-- begin TASK INPUT --

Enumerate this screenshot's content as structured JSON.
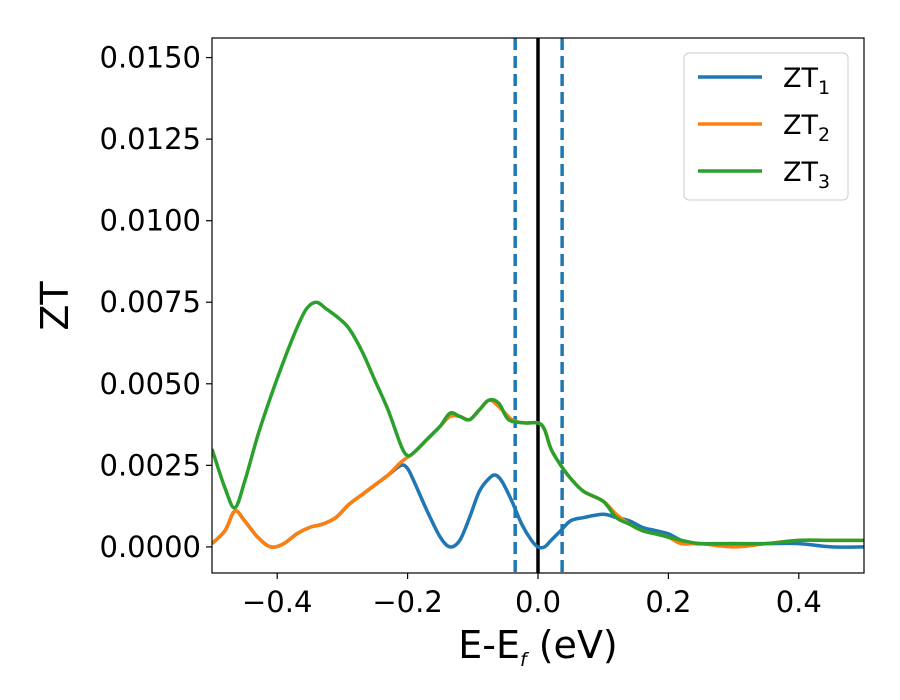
{
  "chart_data": {
    "type": "line",
    "xlabel": "E-E",
    "xlabel_sub": "f",
    "xlabel_unit": " (eV)",
    "ylabel": "ZT",
    "xlim": [
      -0.5,
      0.5
    ],
    "ylim": [
      -0.0008,
      0.0156
    ],
    "xticks": [
      -0.4,
      -0.2,
      0.0,
      0.2,
      0.4
    ],
    "xtick_labels": [
      "−0.4",
      "−0.2",
      "0.0",
      "0.2",
      "0.4"
    ],
    "yticks": [
      0.0,
      0.0025,
      0.005,
      0.0075,
      0.01,
      0.0125,
      0.015
    ],
    "ytick_labels": [
      "0.0000",
      "0.0025",
      "0.0050",
      "0.0075",
      "0.0100",
      "0.0125",
      "0.0150"
    ],
    "grid": false,
    "legend_position": "top-right",
    "vlines": [
      {
        "x": -0.035,
        "style": "dashed",
        "color": "#1f77b4"
      },
      {
        "x": 0.0,
        "style": "solid",
        "color": "#000000"
      },
      {
        "x": 0.037,
        "style": "dashed",
        "color": "#1f77b4"
      }
    ],
    "series": [
      {
        "name": "ZT",
        "name_sub": "1",
        "color": "#1f77b4",
        "points": [
          [
            -0.5,
            0.0001
          ],
          [
            -0.48,
            0.0005
          ],
          [
            -0.465,
            0.0011
          ],
          [
            -0.45,
            0.0008
          ],
          [
            -0.43,
            0.0003
          ],
          [
            -0.41,
            0.0
          ],
          [
            -0.39,
            0.0001
          ],
          [
            -0.37,
            0.0004
          ],
          [
            -0.35,
            0.0006
          ],
          [
            -0.33,
            0.0007
          ],
          [
            -0.31,
            0.0009
          ],
          [
            -0.29,
            0.0013
          ],
          [
            -0.27,
            0.0016
          ],
          [
            -0.25,
            0.0019
          ],
          [
            -0.23,
            0.0022
          ],
          [
            -0.21,
            0.0025
          ],
          [
            -0.2,
            0.0024
          ],
          [
            -0.19,
            0.002
          ],
          [
            -0.17,
            0.0011
          ],
          [
            -0.15,
            0.0003
          ],
          [
            -0.135,
            0.0
          ],
          [
            -0.12,
            0.0002
          ],
          [
            -0.105,
            0.0009
          ],
          [
            -0.09,
            0.0017
          ],
          [
            -0.075,
            0.0021
          ],
          [
            -0.065,
            0.0022
          ],
          [
            -0.055,
            0.002
          ],
          [
            -0.04,
            0.0014
          ],
          [
            -0.025,
            0.0007
          ],
          [
            -0.01,
            0.0002
          ],
          [
            0.0,
            0.0
          ],
          [
            0.01,
            0.0
          ],
          [
            0.02,
            0.0002
          ],
          [
            0.035,
            0.0005
          ],
          [
            0.05,
            0.0008
          ],
          [
            0.07,
            0.0009
          ],
          [
            0.1,
            0.001
          ],
          [
            0.12,
            0.0009
          ],
          [
            0.14,
            0.0008
          ],
          [
            0.16,
            0.0006
          ],
          [
            0.18,
            0.0005
          ],
          [
            0.2,
            0.0004
          ],
          [
            0.22,
            0.0002
          ],
          [
            0.24,
            0.0001
          ],
          [
            0.27,
            0.0001
          ],
          [
            0.3,
            0.0001
          ],
          [
            0.35,
            0.0001
          ],
          [
            0.4,
            0.0001
          ],
          [
            0.45,
            0.0
          ],
          [
            0.5,
            0.0
          ]
        ]
      },
      {
        "name": "ZT",
        "name_sub": "2",
        "color": "#ff7f0e",
        "points": [
          [
            -0.5,
            0.0001
          ],
          [
            -0.48,
            0.0005
          ],
          [
            -0.465,
            0.0011
          ],
          [
            -0.45,
            0.0008
          ],
          [
            -0.43,
            0.0003
          ],
          [
            -0.41,
            0.0
          ],
          [
            -0.39,
            0.0001
          ],
          [
            -0.37,
            0.0004
          ],
          [
            -0.35,
            0.0006
          ],
          [
            -0.33,
            0.0007
          ],
          [
            -0.31,
            0.0009
          ],
          [
            -0.29,
            0.0013
          ],
          [
            -0.27,
            0.0016
          ],
          [
            -0.25,
            0.0019
          ],
          [
            -0.23,
            0.0022
          ],
          [
            -0.21,
            0.0026
          ],
          [
            -0.19,
            0.0029
          ],
          [
            -0.17,
            0.0033
          ],
          [
            -0.15,
            0.0037
          ],
          [
            -0.135,
            0.004
          ],
          [
            -0.12,
            0.004
          ],
          [
            -0.105,
            0.0039
          ],
          [
            -0.09,
            0.0042
          ],
          [
            -0.075,
            0.0045
          ],
          [
            -0.06,
            0.0043
          ],
          [
            -0.04,
            0.0039
          ],
          [
            -0.02,
            0.0038
          ],
          [
            0.0,
            0.0038
          ],
          [
            0.01,
            0.0036
          ],
          [
            0.02,
            0.003
          ],
          [
            0.035,
            0.0025
          ],
          [
            0.05,
            0.0021
          ],
          [
            0.07,
            0.0017
          ],
          [
            0.1,
            0.0014
          ],
          [
            0.12,
            0.001
          ],
          [
            0.14,
            0.0007
          ],
          [
            0.16,
            0.0005
          ],
          [
            0.18,
            0.0004
          ],
          [
            0.2,
            0.0003
          ],
          [
            0.22,
            0.0001
          ],
          [
            0.25,
            0.0001
          ],
          [
            0.3,
            0.0
          ],
          [
            0.35,
            0.0001
          ],
          [
            0.4,
            0.0002
          ],
          [
            0.45,
            0.0002
          ],
          [
            0.5,
            0.0002
          ]
        ]
      },
      {
        "name": "ZT",
        "name_sub": "3",
        "color": "#2ca02c",
        "points": [
          [
            -0.5,
            0.003
          ],
          [
            -0.48,
            0.0018
          ],
          [
            -0.465,
            0.0012
          ],
          [
            -0.45,
            0.002
          ],
          [
            -0.43,
            0.0034
          ],
          [
            -0.41,
            0.0046
          ],
          [
            -0.39,
            0.0057
          ],
          [
            -0.37,
            0.0067
          ],
          [
            -0.355,
            0.0073
          ],
          [
            -0.34,
            0.0075
          ],
          [
            -0.325,
            0.0073
          ],
          [
            -0.305,
            0.007
          ],
          [
            -0.29,
            0.0067
          ],
          [
            -0.27,
            0.006
          ],
          [
            -0.25,
            0.0051
          ],
          [
            -0.23,
            0.0042
          ],
          [
            -0.21,
            0.0031
          ],
          [
            -0.2,
            0.0028
          ],
          [
            -0.19,
            0.0029
          ],
          [
            -0.17,
            0.0033
          ],
          [
            -0.15,
            0.0037
          ],
          [
            -0.135,
            0.0041
          ],
          [
            -0.12,
            0.004
          ],
          [
            -0.105,
            0.0039
          ],
          [
            -0.09,
            0.0042
          ],
          [
            -0.075,
            0.0045
          ],
          [
            -0.06,
            0.0044
          ],
          [
            -0.045,
            0.0039
          ],
          [
            -0.02,
            0.0038
          ],
          [
            0.0,
            0.0038
          ],
          [
            0.01,
            0.0036
          ],
          [
            0.02,
            0.003
          ],
          [
            0.035,
            0.0025
          ],
          [
            0.05,
            0.0021
          ],
          [
            0.07,
            0.0017
          ],
          [
            0.1,
            0.0014
          ],
          [
            0.12,
            0.0009
          ],
          [
            0.14,
            0.0007
          ],
          [
            0.16,
            0.0005
          ],
          [
            0.18,
            0.0004
          ],
          [
            0.2,
            0.0003
          ],
          [
            0.22,
            0.0002
          ],
          [
            0.25,
            0.0001
          ],
          [
            0.3,
            0.0001
          ],
          [
            0.35,
            0.0001
          ],
          [
            0.4,
            0.0002
          ],
          [
            0.45,
            0.0002
          ],
          [
            0.5,
            0.0002
          ]
        ]
      }
    ]
  }
}
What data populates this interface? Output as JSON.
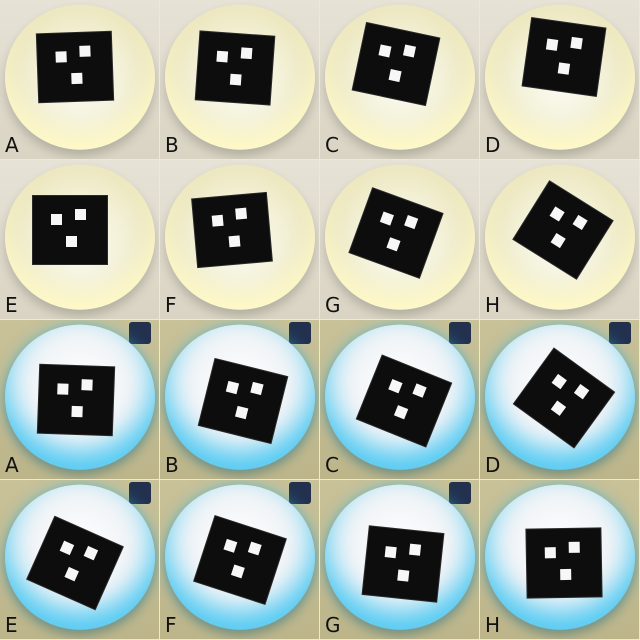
{
  "panels": [
    {
      "label": "A",
      "lighting": "warm"
    },
    {
      "label": "B",
      "lighting": "warm"
    },
    {
      "label": "C",
      "lighting": "warm"
    },
    {
      "label": "D",
      "lighting": "warm"
    },
    {
      "label": "E",
      "lighting": "warm"
    },
    {
      "label": "F",
      "lighting": "warm"
    },
    {
      "label": "G",
      "lighting": "warm"
    },
    {
      "label": "H",
      "lighting": "warm"
    },
    {
      "label": "A",
      "lighting": "cool"
    },
    {
      "label": "B",
      "lighting": "cool"
    },
    {
      "label": "C",
      "lighting": "cool"
    },
    {
      "label": "D",
      "lighting": "cool"
    },
    {
      "label": "E",
      "lighting": "cool"
    },
    {
      "label": "F",
      "lighting": "cool"
    },
    {
      "label": "G",
      "lighting": "cool"
    },
    {
      "label": "H",
      "lighting": "cool"
    }
  ],
  "colors": {
    "warm_glow": "#f3f1d8",
    "cool_glow": "#2ec3f0",
    "marker": "#0d0d0d",
    "marker_cell": "#f7f7f7"
  }
}
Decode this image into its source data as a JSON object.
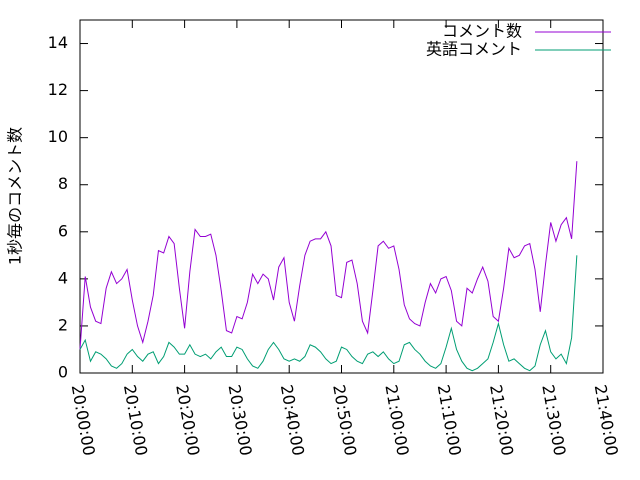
{
  "chart_data": {
    "type": "line",
    "y_label": "1秒毎のコメント数",
    "x": [
      "20:00:00",
      "20:01:00",
      "20:02:00",
      "20:03:00",
      "20:04:00",
      "20:05:00",
      "20:06:00",
      "20:07:00",
      "20:08:00",
      "20:09:00",
      "20:10:00",
      "20:11:00",
      "20:12:00",
      "20:13:00",
      "20:14:00",
      "20:15:00",
      "20:16:00",
      "20:17:00",
      "20:18:00",
      "20:19:00",
      "20:20:00",
      "20:21:00",
      "20:22:00",
      "20:23:00",
      "20:24:00",
      "20:25:00",
      "20:26:00",
      "20:27:00",
      "20:28:00",
      "20:29:00",
      "20:30:00",
      "20:31:00",
      "20:32:00",
      "20:33:00",
      "20:34:00",
      "20:35:00",
      "20:36:00",
      "20:37:00",
      "20:38:00",
      "20:39:00",
      "20:40:00",
      "20:41:00",
      "20:42:00",
      "20:43:00",
      "20:44:00",
      "20:45:00",
      "20:46:00",
      "20:47:00",
      "20:48:00",
      "20:49:00",
      "20:50:00",
      "20:51:00",
      "20:52:00",
      "20:53:00",
      "20:54:00",
      "20:55:00",
      "20:56:00",
      "20:57:00",
      "20:58:00",
      "20:59:00",
      "21:00:00",
      "21:01:00",
      "21:02:00",
      "21:03:00",
      "21:04:00",
      "21:05:00",
      "21:06:00",
      "21:07:00",
      "21:08:00",
      "21:09:00",
      "21:10:00",
      "21:11:00",
      "21:12:00",
      "21:13:00",
      "21:14:00",
      "21:15:00",
      "21:16:00",
      "21:17:00",
      "21:18:00",
      "21:19:00",
      "21:20:00",
      "21:21:00",
      "21:22:00",
      "21:23:00",
      "21:24:00",
      "21:25:00",
      "21:26:00",
      "21:27:00",
      "21:28:00",
      "21:29:00",
      "21:30:00",
      "21:31:00",
      "21:32:00",
      "21:33:00",
      "21:34:00",
      "21:35:00"
    ],
    "series": [
      {
        "name": "コメント数",
        "color": "#9400d3",
        "values": [
          1.0,
          4.1,
          2.8,
          2.2,
          2.1,
          3.6,
          4.3,
          3.8,
          4.0,
          4.4,
          3.1,
          2.0,
          1.3,
          2.2,
          3.3,
          5.2,
          5.1,
          5.8,
          5.5,
          3.6,
          1.9,
          4.3,
          6.1,
          5.8,
          5.8,
          5.9,
          5.0,
          3.5,
          1.8,
          1.7,
          2.4,
          2.3,
          3.0,
          4.2,
          3.8,
          4.2,
          4.0,
          3.1,
          4.5,
          4.9,
          3.0,
          2.2,
          3.7,
          5.0,
          5.6,
          5.7,
          5.7,
          6.0,
          5.4,
          3.3,
          3.2,
          4.7,
          4.8,
          3.8,
          2.2,
          1.7,
          3.5,
          5.4,
          5.6,
          5.3,
          5.4,
          4.4,
          2.9,
          2.3,
          2.1,
          2.0,
          3.0,
          3.8,
          3.4,
          4.0,
          4.1,
          3.5,
          2.2,
          2.0,
          3.6,
          3.4,
          4.0,
          4.5,
          3.9,
          2.4,
          2.2,
          3.6,
          5.3,
          4.9,
          5.0,
          5.4,
          5.5,
          4.4,
          2.6,
          4.6,
          6.4,
          5.6,
          6.3,
          6.6,
          5.7,
          9.0
        ]
      },
      {
        "name": "英語コメント",
        "color": "#009e73",
        "values": [
          1.0,
          1.4,
          0.5,
          0.9,
          0.8,
          0.6,
          0.3,
          0.2,
          0.4,
          0.8,
          1.0,
          0.7,
          0.5,
          0.8,
          0.9,
          0.4,
          0.7,
          1.3,
          1.1,
          0.8,
          0.8,
          1.2,
          0.8,
          0.7,
          0.8,
          0.6,
          0.9,
          1.1,
          0.7,
          0.7,
          1.1,
          1.0,
          0.6,
          0.3,
          0.2,
          0.5,
          1.0,
          1.3,
          1.0,
          0.6,
          0.5,
          0.6,
          0.5,
          0.7,
          1.2,
          1.1,
          0.9,
          0.6,
          0.4,
          0.5,
          1.1,
          1.0,
          0.7,
          0.5,
          0.4,
          0.8,
          0.9,
          0.7,
          0.9,
          0.6,
          0.4,
          0.5,
          1.2,
          1.3,
          1.0,
          0.8,
          0.5,
          0.3,
          0.2,
          0.4,
          1.1,
          1.9,
          1.0,
          0.5,
          0.2,
          0.1,
          0.2,
          0.4,
          0.6,
          1.3,
          2.1,
          1.2,
          0.5,
          0.6,
          0.4,
          0.2,
          0.1,
          0.3,
          1.2,
          1.8,
          0.9,
          0.6,
          0.8,
          0.4,
          1.5,
          5.0
        ]
      }
    ],
    "xlim": [
      "20:00:00",
      "21:40:00"
    ],
    "xticks": [
      "20:00:00",
      "20:10:00",
      "20:20:00",
      "20:30:00",
      "20:40:00",
      "20:50:00",
      "21:00:00",
      "21:10:00",
      "21:20:00",
      "21:30:00",
      "21:40:00"
    ],
    "ylim": [
      0,
      15
    ],
    "yticks": [
      0,
      2,
      4,
      6,
      8,
      10,
      12,
      14
    ],
    "legend": "upper right"
  }
}
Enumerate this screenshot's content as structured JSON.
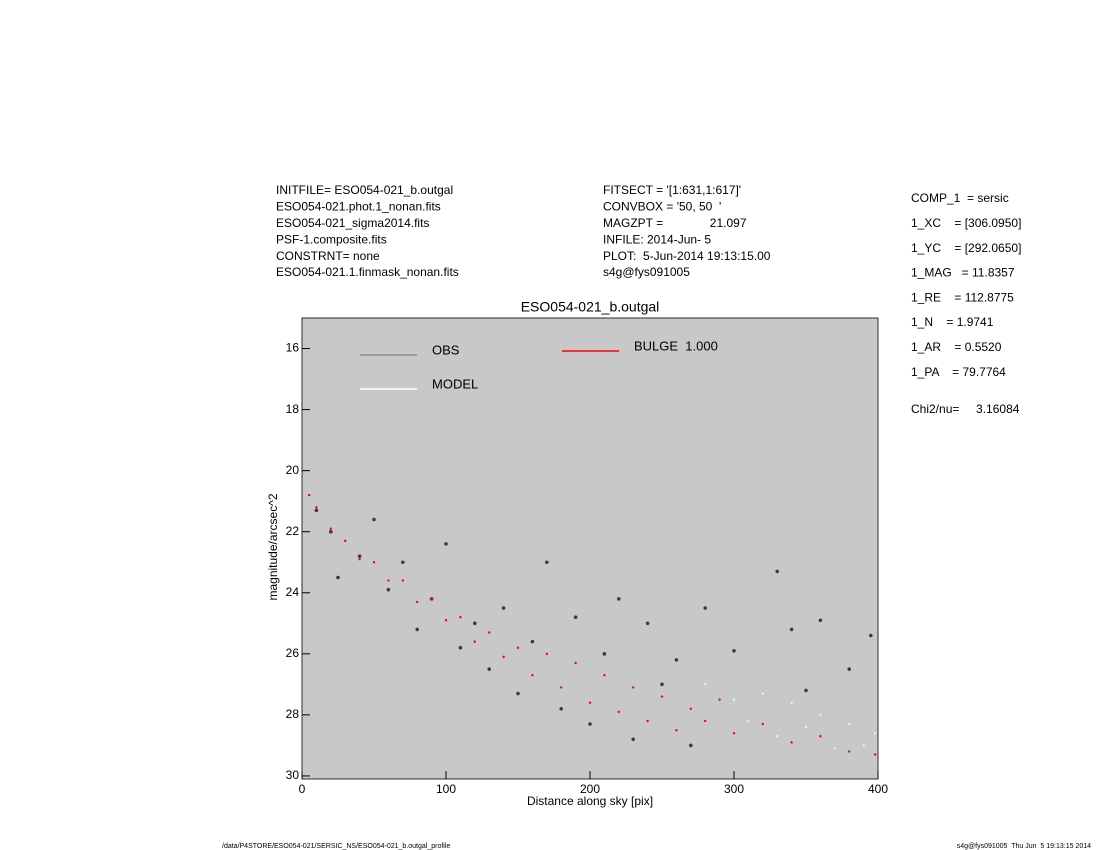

-- end TASK INPUT --

REQUIREMENTS: Find each line holding the string "right" and copy it out.

RESULT OF THE TASK:
    "legend_position": "top-right",
    "legend": "upper right"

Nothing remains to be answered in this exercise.